#### [WHAT NEEDS TO BE DONE]
Please copy every line of the records below without any changes, and leave the pictures out of your copy.

#### [DATASET EXCERPTS]

□ □ □ □

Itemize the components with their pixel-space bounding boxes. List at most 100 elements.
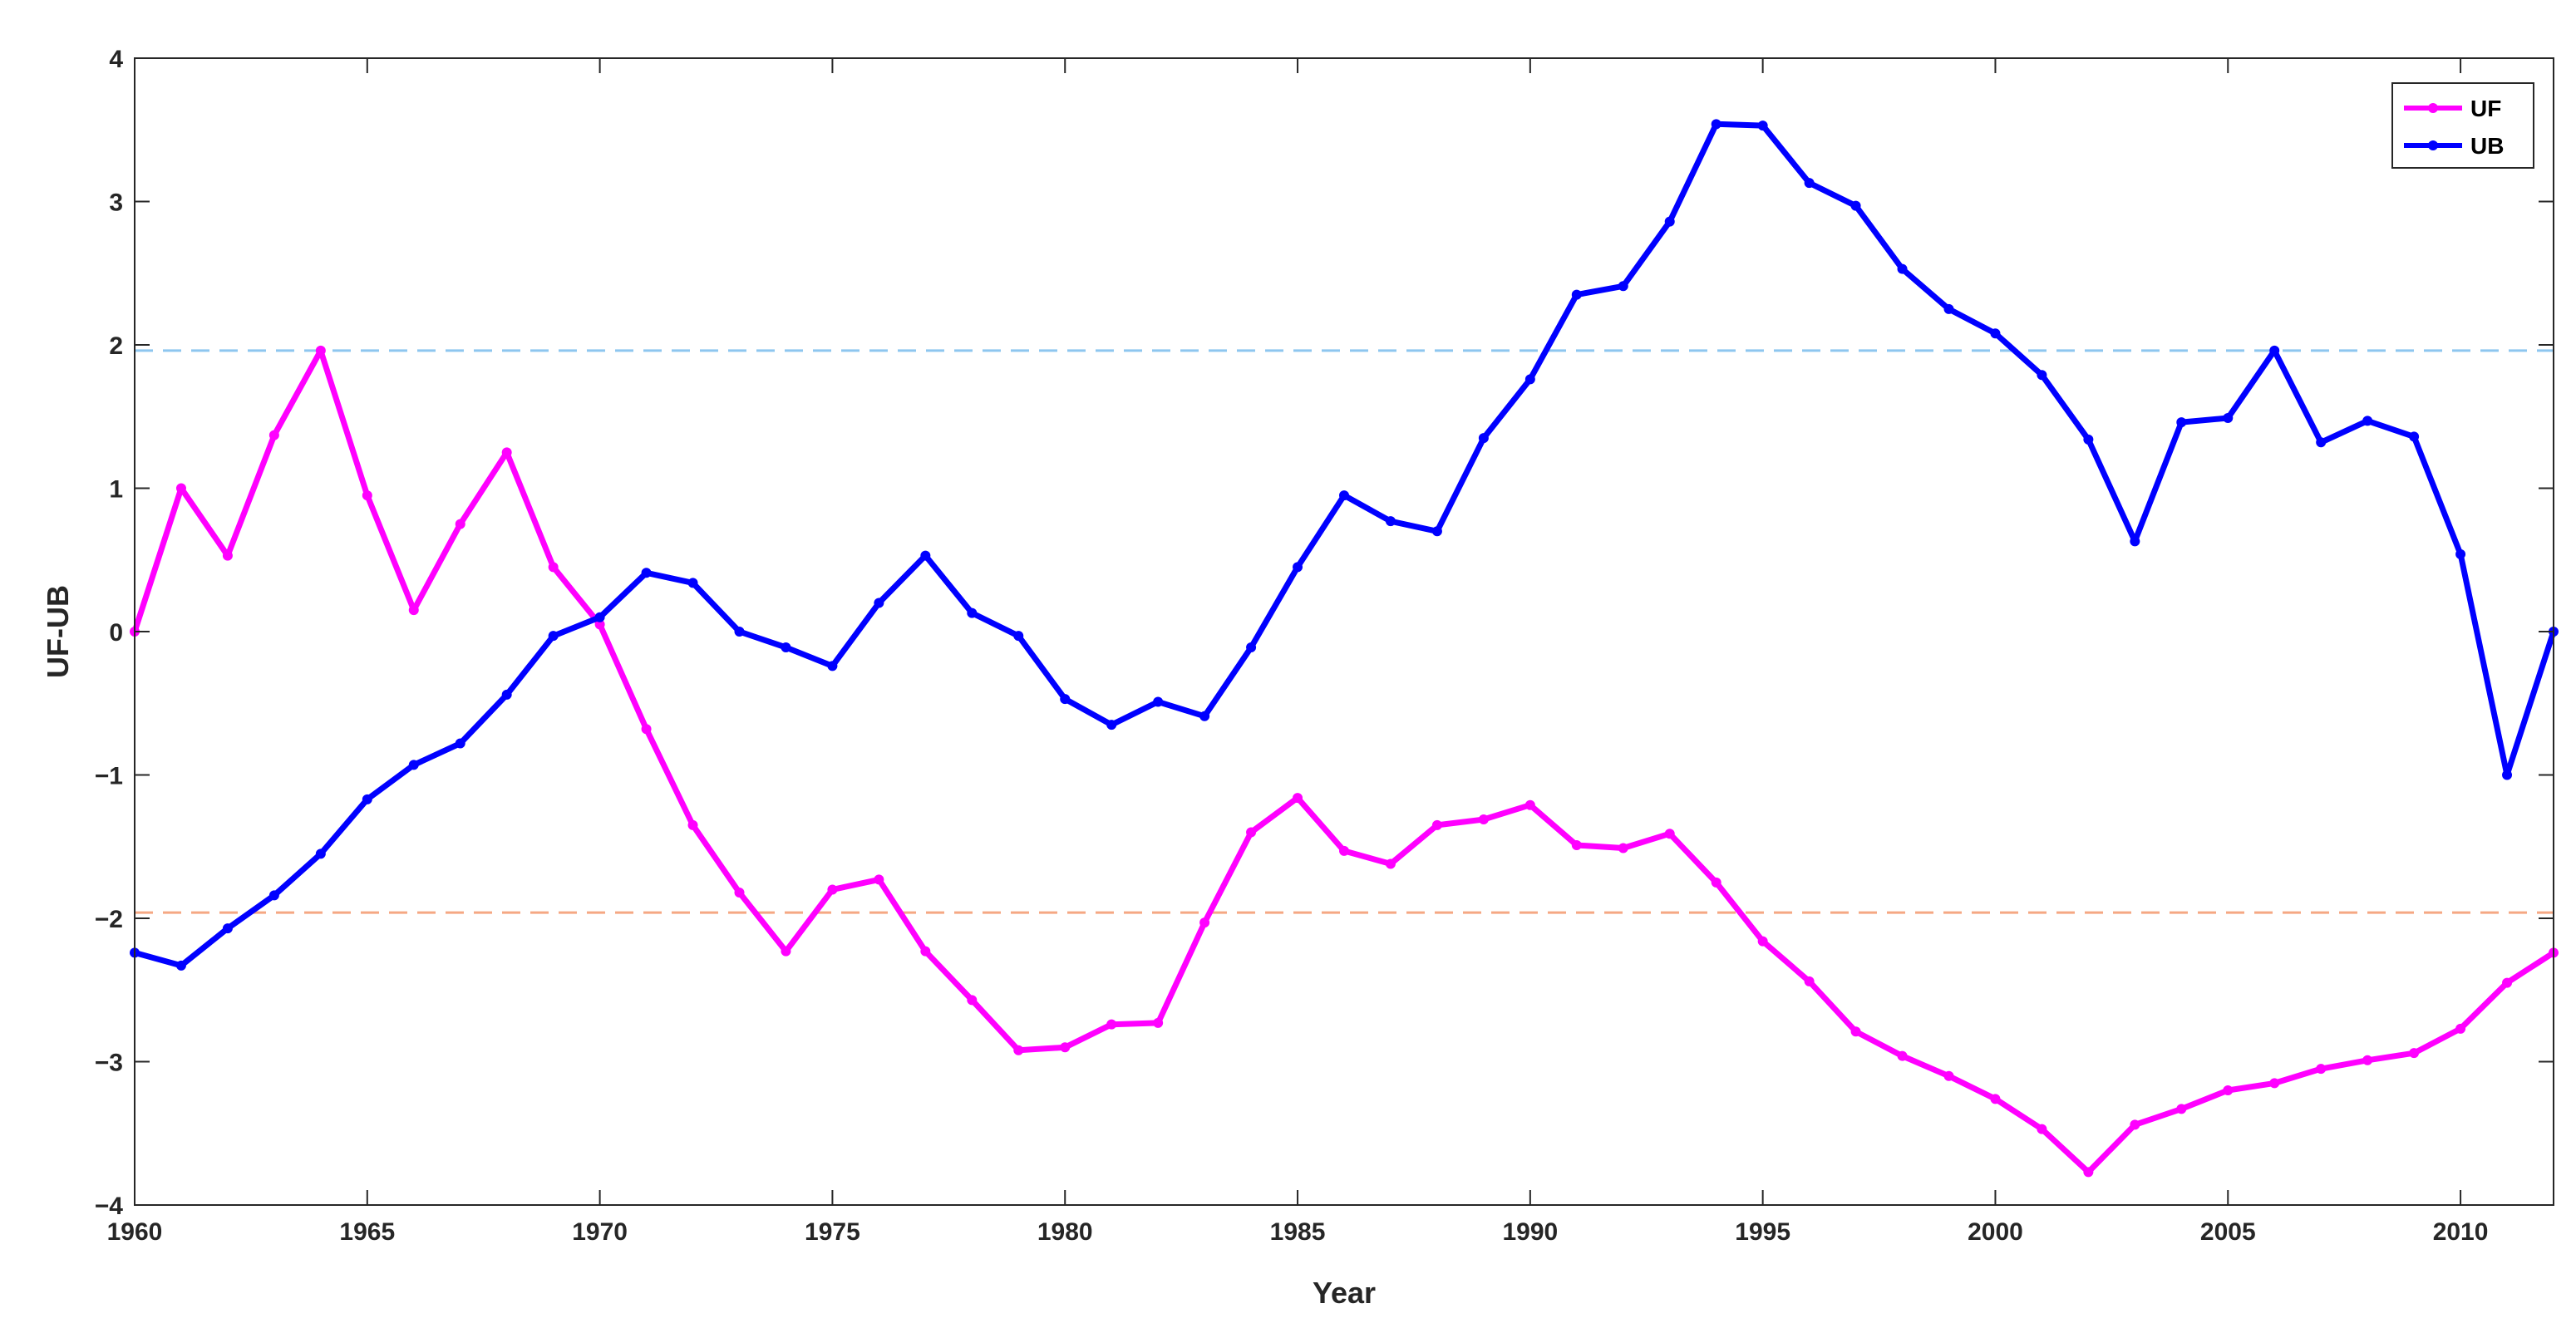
data-point-uf [1804,976,1815,986]
y-tick-label: −3 [95,1050,123,1077]
data-point-ub [408,760,419,770]
ticks-layer [134,57,2554,1206]
data-point-ub [967,607,978,618]
data-point-ub [1478,433,1489,444]
data-point-ub [315,848,326,859]
data-point-ub [2409,431,2420,442]
data-point-uf [1339,845,1349,856]
data-point-ub [2269,345,2280,356]
data-point-ub [1524,374,1535,385]
data-point-uf [2409,1048,2420,1059]
data-point-ub [827,661,838,671]
x-tick-label: 1960 [107,1218,163,1246]
data-point-uf [1293,793,1303,804]
data-point-ub [1943,303,1954,314]
data-point-uf [408,605,419,616]
data-point-ub [2037,370,2047,381]
y-tick-label: 0 [109,619,123,647]
data-point-uf [1524,799,1535,810]
legend-label-ub: UB [2470,133,2504,159]
data-point-ub [1571,289,1582,300]
data-point-ub [1013,631,1024,642]
data-point-ub [1339,490,1349,501]
data-point-ub [2502,770,2513,780]
series-ub [130,119,2559,971]
legend-box [2391,82,2534,169]
data-point-uf [2502,977,2513,988]
data-point-ub [1153,696,1164,707]
data-point-uf [2316,1064,2327,1075]
data-point-ub [781,642,791,652]
data-point-ub [1850,200,1861,211]
data-point-ub [1199,711,1210,721]
legend-marker-uf [2428,103,2438,113]
data-point-uf [2176,1104,2187,1114]
data-point-uf [1478,814,1489,824]
data-point-uf [781,946,791,957]
data-point-uf [268,430,279,440]
data-point-ub [548,631,559,642]
y-tick-label: −4 [95,1193,124,1220]
data-point-ub [1711,119,1721,130]
data-point-ub [2083,434,2094,445]
data-point-uf [734,887,745,898]
data-point-ub [2455,548,2466,559]
data-point-uf [2269,1078,2280,1089]
data-point-uf [2362,1055,2373,1065]
data-point-uf [1571,840,1582,851]
data-point-ub [1246,642,1257,652]
data-point-ub [1431,526,1442,537]
x-tick-label: 1965 [339,1218,395,1246]
x-tick-label: 2000 [1968,1218,2023,1246]
data-point-ub [455,738,465,749]
data-point-uf [967,995,978,1006]
plot-area [135,58,2554,1205]
data-point-ub [222,923,233,934]
data-point-uf [827,884,838,895]
data-point-uf [641,724,652,735]
y-tick-label: −1 [95,763,123,790]
data-point-uf [2455,1023,2466,1034]
y-tick-label: −2 [95,906,123,933]
data-point-ub [920,550,931,561]
data-point-uf [1897,1050,1908,1061]
data-point-ub [2223,412,2234,423]
data-point-ub [2176,417,2187,428]
data-point-uf [1431,819,1442,830]
data-point-ub [1060,694,1071,705]
x-axis-label: Year [1313,1276,1376,1310]
x-tick-label: 1990 [1502,1218,1558,1246]
data-point-uf [687,819,698,830]
data-point-uf [175,483,186,494]
data-point-uf [2083,1167,2094,1178]
data-point-uf [1618,843,1628,853]
y-tick-labels: −4 −3 −2 −1 0 1 2 3 4 [95,46,124,1220]
x-tick-label: 1980 [1037,1218,1093,1246]
data-point-ub [2316,437,2327,448]
x-tick-label: 2010 [2433,1218,2489,1246]
legend-label-uf: UF [2470,96,2501,121]
y-tick-label: 2 [109,332,123,360]
legend: UF UB [2391,82,2534,169]
data-point-ub [1757,121,1768,131]
data-point-ub [2362,416,2373,426]
data-point-uf [1711,877,1721,888]
data-point-uf [548,562,559,573]
data-point-ub [734,627,745,637]
data-point-uf [874,874,884,885]
data-point-uf [362,490,372,501]
legend-marker-ub [2428,140,2438,150]
data-point-uf [1664,829,1675,839]
data-point-uf [222,550,233,561]
x-tick-label: 1975 [805,1218,860,1246]
data-point-uf [1153,1017,1164,1028]
data-point-ub [594,612,605,622]
data-point-uf [501,447,512,458]
data-point-ub [1990,328,2001,339]
data-point-uf [1757,936,1768,947]
data-point-uf [1850,1026,1861,1037]
data-point-uf [455,519,465,529]
data-point-ub [175,960,186,971]
data-point-uf [1385,858,1396,869]
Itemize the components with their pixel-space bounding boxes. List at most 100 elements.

□ □ □ □

#### [EXERCISE SOLUTION]
Itemize the components with their pixel-space bounding boxes. List at most 100 elements.
data-point-uf [1804,976,1815,986]
y-tick-label: −3 [95,1050,123,1077]
data-point-ub [408,760,419,770]
ticks-layer [134,57,2554,1206]
data-point-ub [967,607,978,618]
data-point-ub [1478,433,1489,444]
data-point-ub [315,848,326,859]
data-point-ub [2409,431,2420,442]
data-point-uf [1339,845,1349,856]
data-point-ub [2269,345,2280,356]
data-point-ub [1524,374,1535,385]
data-point-uf [2409,1048,2420,1059]
data-point-ub [827,661,838,671]
x-tick-label: 1960 [107,1218,163,1246]
data-point-uf [1293,793,1303,804]
data-point-ub [1943,303,1954,314]
data-point-uf [408,605,419,616]
data-point-ub [2037,370,2047,381]
y-tick-label: 0 [109,619,123,647]
data-point-uf [1524,799,1535,810]
legend-label-ub: UB [2470,133,2504,159]
data-point-ub [1571,289,1582,300]
data-point-ub [1013,631,1024,642]
data-point-ub [1339,490,1349,501]
data-point-ub [2502,770,2513,780]
series-ub [130,119,2559,971]
legend-box [2391,82,2534,169]
data-point-uf [2502,977,2513,988]
data-point-ub [1153,696,1164,707]
data-point-uf [2316,1064,2327,1075]
data-point-ub [781,642,791,652]
data-point-ub [1850,200,1861,211]
data-point-ub [1199,711,1210,721]
legend-marker-uf [2428,103,2438,113]
data-point-uf [2176,1104,2187,1114]
data-point-uf [1478,814,1489,824]
data-point-uf [781,946,791,957]
data-point-uf [268,430,279,440]
data-point-ub [548,631,559,642]
y-tick-label: −4 [95,1193,124,1220]
data-point-ub [1711,119,1721,130]
data-point-ub [2083,434,2094,445]
data-point-uf [734,887,745,898]
data-point-ub [2455,548,2466,559]
data-point-uf [2269,1078,2280,1089]
data-point-uf [2362,1055,2373,1065]
data-point-uf [1571,840,1582,851]
data-point-ub [1246,642,1257,652]
data-point-ub [1431,526,1442,537]
x-tick-label: 1965 [339,1218,395,1246]
x-tick-label: 2000 [1968,1218,2023,1246]
data-point-ub [455,738,465,749]
data-point-uf [967,995,978,1006]
plot-area [135,58,2554,1205]
data-point-ub [222,923,233,934]
data-point-uf [827,884,838,895]
data-point-uf [641,724,652,735]
y-tick-label: −1 [95,763,123,790]
data-point-uf [2455,1023,2466,1034]
y-tick-label: −2 [95,906,123,933]
data-point-ub [920,550,931,561]
data-point-uf [1897,1050,1908,1061]
data-point-ub [2223,412,2234,423]
data-point-ub [2176,417,2187,428]
data-point-uf [1431,819,1442,830]
data-point-ub [1060,694,1071,705]
x-axis-label: Year [1313,1276,1376,1310]
x-tick-label: 1990 [1502,1218,1558,1246]
data-point-uf [687,819,698,830]
data-point-uf [175,483,186,494]
data-point-uf [2083,1167,2094,1178]
data-point-uf [1618,843,1628,853]
y-tick-labels: −4 −3 −2 −1 0 1 2 3 4 [95,46,124,1220]
x-tick-label: 1980 [1037,1218,1093,1246]
data-point-ub [2316,437,2327,448]
x-tick-label: 2010 [2433,1218,2489,1246]
legend-label-uf: UF [2470,96,2501,121]
y-tick-label: 2 [109,332,123,360]
legend: UF UB [2391,82,2534,169]
data-point-ub [1757,121,1768,131]
data-point-ub [2362,416,2373,426]
data-point-uf [1711,877,1721,888]
data-point-uf [548,562,559,573]
data-point-ub [734,627,745,637]
data-point-uf [874,874,884,885]
data-point-uf [362,490,372,501]
legend-marker-ub [2428,140,2438,150]
data-point-uf [1664,829,1675,839]
data-point-uf [222,550,233,561]
x-tick-label: 1975 [805,1218,860,1246]
data-point-uf [1153,1017,1164,1028]
data-point-ub [594,612,605,622]
data-point-uf [501,447,512,458]
data-point-ub [1990,328,2001,339]
data-point-uf [1757,936,1768,947]
data-point-uf [1850,1026,1861,1037]
data-point-uf [455,519,465,529]
data-point-ub [175,960,186,971]
data-point-uf [1385,858,1396,869]
Itemize the components with their pixel-space bounding boxes. List at most 100 elements.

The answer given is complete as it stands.